# Given problem
Write out the listing below again, precisely as it is given.

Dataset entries
:::::
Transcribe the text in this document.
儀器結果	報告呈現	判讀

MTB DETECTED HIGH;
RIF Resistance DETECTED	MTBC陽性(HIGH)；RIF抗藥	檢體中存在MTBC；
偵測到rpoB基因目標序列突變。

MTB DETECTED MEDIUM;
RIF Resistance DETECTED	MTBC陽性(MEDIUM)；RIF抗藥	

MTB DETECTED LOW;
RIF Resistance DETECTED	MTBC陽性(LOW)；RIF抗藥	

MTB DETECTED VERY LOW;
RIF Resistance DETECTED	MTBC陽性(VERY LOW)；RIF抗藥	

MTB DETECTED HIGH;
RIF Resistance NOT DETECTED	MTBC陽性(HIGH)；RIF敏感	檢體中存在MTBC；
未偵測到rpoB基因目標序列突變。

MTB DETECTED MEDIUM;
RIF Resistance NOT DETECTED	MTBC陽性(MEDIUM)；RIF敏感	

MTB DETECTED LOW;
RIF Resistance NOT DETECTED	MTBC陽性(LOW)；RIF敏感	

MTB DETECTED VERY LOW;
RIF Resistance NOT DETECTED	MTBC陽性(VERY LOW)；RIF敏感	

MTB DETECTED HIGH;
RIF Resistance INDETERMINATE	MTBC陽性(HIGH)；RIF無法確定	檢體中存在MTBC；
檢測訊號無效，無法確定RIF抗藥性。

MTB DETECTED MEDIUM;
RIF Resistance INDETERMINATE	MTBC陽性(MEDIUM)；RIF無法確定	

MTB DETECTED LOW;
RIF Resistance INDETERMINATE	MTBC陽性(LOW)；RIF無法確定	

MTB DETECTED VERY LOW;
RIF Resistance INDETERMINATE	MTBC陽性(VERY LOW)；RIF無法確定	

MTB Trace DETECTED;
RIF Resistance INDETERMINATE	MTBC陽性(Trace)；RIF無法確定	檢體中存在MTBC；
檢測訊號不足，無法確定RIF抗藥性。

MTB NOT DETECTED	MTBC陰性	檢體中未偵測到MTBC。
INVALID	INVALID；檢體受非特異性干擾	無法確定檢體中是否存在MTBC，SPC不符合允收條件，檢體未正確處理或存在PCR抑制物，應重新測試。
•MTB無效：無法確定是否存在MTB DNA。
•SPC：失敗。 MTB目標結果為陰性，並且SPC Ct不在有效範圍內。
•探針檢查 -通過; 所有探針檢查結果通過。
:::::
# Exercise solution
Transcribe the text in this document.
儀器結果	報告呈現	判讀

MTB DETECTED HIGH;
RIF Resistance DETECTED	MTBC陽性(HIGH)；RIF抗藥	檢體中存在MTBC；
偵測到rpoB基因目標序列突變。

MTB DETECTED MEDIUM;
RIF Resistance DETECTED	MTBC陽性(MEDIUM)；RIF抗藥	

MTB DETECTED LOW;
RIF Resistance DETECTED	MTBC陽性(LOW)；RIF抗藥	

MTB DETECTED VERY LOW;
RIF Resistance DETECTED	MTBC陽性(VERY LOW)；RIF抗藥	

MTB DETECTED HIGH;
RIF Resistance NOT DETECTED	MTBC陽性(HIGH)；RIF敏感	檢體中存在MTBC；
未偵測到rpoB基因目標序列突變。

MTB DETECTED MEDIUM;
RIF Resistance NOT DETECTED	MTBC陽性(MEDIUM)；RIF敏感	

MTB DETECTED LOW;
RIF Resistance NOT DETECTED	MTBC陽性(LOW)；RIF敏感	

MTB DETECTED VERY LOW;
RIF Resistance NOT DETECTED	MTBC陽性(VERY LOW)；RIF敏感	

MTB DETECTED HIGH;
RIF Resistance INDETERMINATE	MTBC陽性(HIGH)；RIF無法確定	檢體中存在MTBC；
檢測訊號無效，無法確定RIF抗藥性。

MTB DETECTED MEDIUM;
RIF Resistance INDETERMINATE	MTBC陽性(MEDIUM)；RIF無法確定	

MTB DETECTED LOW;
RIF Resistance INDETERMINATE	MTBC陽性(LOW)；RIF無法確定	

MTB DETECTED VERY LOW;
RIF Resistance INDETERMINATE	MTBC陽性(VERY LOW)；RIF無法確定	

MTB Trace DETECTED;
RIF Resistance INDETERMINATE	MTBC陽性(Trace)；RIF無法確定	檢體中存在MTBC；
檢測訊號不足，無法確定RIF抗藥性。

MTB NOT DETECTED	MTBC陰性	檢體中未偵測到MTBC。
INVALID	INVALID；檢體受非特異性干擾	無法確定檢體中是否存在MTBC，SPC不符合允收條件，檢體未正確處理或存在PCR抑制物，應重新測試。
•MTB無效：無法確定是否存在MTB DNA。
•SPC：失敗。 MTB目標結果為陰性，並且SPC Ct不在有效範圍內。
•探針檢查 -通過; 所有探針檢查結果通過。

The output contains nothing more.